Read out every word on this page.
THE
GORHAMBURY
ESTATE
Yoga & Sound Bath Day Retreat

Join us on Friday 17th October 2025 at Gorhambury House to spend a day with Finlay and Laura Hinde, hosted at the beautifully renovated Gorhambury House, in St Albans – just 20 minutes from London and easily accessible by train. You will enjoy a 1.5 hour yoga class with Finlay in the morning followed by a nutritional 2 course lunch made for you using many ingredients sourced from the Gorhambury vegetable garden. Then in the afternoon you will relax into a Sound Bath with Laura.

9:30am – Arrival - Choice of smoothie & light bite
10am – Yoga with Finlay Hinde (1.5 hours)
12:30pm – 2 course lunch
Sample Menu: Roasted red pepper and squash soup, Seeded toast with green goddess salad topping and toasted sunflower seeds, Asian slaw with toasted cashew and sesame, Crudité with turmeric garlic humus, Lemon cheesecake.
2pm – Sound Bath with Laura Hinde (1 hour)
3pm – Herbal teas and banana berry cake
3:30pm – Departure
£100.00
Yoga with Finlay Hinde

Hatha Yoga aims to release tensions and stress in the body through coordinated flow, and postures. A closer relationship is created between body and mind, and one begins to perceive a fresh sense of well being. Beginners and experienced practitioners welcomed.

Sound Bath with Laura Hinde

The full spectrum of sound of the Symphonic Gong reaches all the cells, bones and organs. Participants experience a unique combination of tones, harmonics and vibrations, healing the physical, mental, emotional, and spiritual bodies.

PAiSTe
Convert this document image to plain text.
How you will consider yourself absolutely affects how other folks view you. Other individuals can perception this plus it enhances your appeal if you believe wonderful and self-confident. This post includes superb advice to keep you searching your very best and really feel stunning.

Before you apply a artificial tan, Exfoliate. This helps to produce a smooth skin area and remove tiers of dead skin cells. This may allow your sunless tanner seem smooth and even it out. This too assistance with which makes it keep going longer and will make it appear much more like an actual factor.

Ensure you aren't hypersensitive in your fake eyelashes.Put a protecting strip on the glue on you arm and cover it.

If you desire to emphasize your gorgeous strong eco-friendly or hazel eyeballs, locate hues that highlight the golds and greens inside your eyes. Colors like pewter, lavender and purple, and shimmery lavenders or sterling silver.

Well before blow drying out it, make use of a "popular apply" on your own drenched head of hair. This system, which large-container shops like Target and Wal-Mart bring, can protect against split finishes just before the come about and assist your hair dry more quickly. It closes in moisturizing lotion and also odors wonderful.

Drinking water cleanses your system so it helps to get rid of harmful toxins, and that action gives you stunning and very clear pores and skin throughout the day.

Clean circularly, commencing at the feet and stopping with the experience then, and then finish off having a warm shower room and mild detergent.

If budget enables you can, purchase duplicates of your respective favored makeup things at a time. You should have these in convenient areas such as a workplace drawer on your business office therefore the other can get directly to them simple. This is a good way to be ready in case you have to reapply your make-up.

++++++

**Exercise directions**
Return each line above exactly.

**Exercise response**
Read out every word on this page.
THE
GORHAMBURY
ESTATE
Yoga & Sound Bath Day Retreat

Join us on Friday 17th October 2025 at Gorhambury House to spend a day with Finlay and Laura Hinde, hosted at the beautifully renovated Gorhambury House, in St Albans – just 20 minutes from London and easily accessible by train. You will enjoy a 1.5 hour yoga class with Finlay in the morning followed by a nutritional 2 course lunch made for you using many ingredients sourced from the Gorhambury vegetable garden. Then in the afternoon you will relax into a Sound Bath with Laura.

9:30am – Arrival - Choice of smoothie & light bite
10am – Yoga with Finlay Hinde (1.5 hours)
12:30pm – 2 course lunch
Sample Menu: Roasted red pepper and squash soup, Seeded toast with green goddess salad topping and toasted sunflower seeds, Asian slaw with toasted cashew and sesame, Crudité with turmeric garlic humus, Lemon cheesecake.
2pm – Sound Bath with Laura Hinde (1 hour)
3pm – Herbal teas and banana berry cake
3:30pm – Departure
£100.00
Yoga with Finlay Hinde

Hatha Yoga aims to release tensions and stress in the body through coordinated flow, and postures. A closer relationship is created between body and mind, and one begins to perceive a fresh sense of well being. Beginners and experienced practitioners welcomed.

Sound Bath with Laura Hinde

The full spectrum of sound of the Symphonic Gong reaches all the cells, bones and organs. Participants experience a unique combination of tones, harmonics and vibrations, healing the physical, mental, emotional, and spiritual bodies.

PAiSTe
Convert this document image to plain text.
How you will consider yourself absolutely affects how other folks view you. Other individuals can perception this plus it enhances your appeal if you believe wonderful and self-confident. This post includes superb advice to keep you searching your very best and really feel stunning.

Before you apply a artificial tan, Exfoliate. This helps to produce a smooth skin area and remove tiers of dead skin cells. This may allow your sunless tanner seem smooth and even it out. This too assistance with which makes it keep going longer and will make it appear much more like an actual factor.

Ensure you aren't hypersensitive in your fake eyelashes.Put a protecting strip on the glue on you arm and cover it.

If you desire to emphasize your gorgeous strong eco-friendly or hazel eyeballs, locate hues that highlight the golds and greens inside your eyes. Colors like pewter, lavender and purple, and shimmery lavenders or sterling silver.

Well before blow drying out it, make use of a "popular apply" on your own drenched head of hair. This system, which large-container shops like Target and Wal-Mart bring, can protect against split finishes just before the come about and assist your hair dry more quickly. It closes in moisturizing lotion and also odors wonderful.

Drinking water cleanses your system so it helps to get rid of harmful toxins, and that action gives you stunning and very clear pores and skin throughout the day.

Clean circularly, commencing at the feet and stopping with the experience then, and then finish off having a warm shower room and mild detergent.

If budget enables you can, purchase duplicates of your respective favored makeup things at a time. You should have these in convenient areas such as a workplace drawer on your business office therefore the other can get directly to them simple. This is a good way to be ready in case you have to reapply your make-up.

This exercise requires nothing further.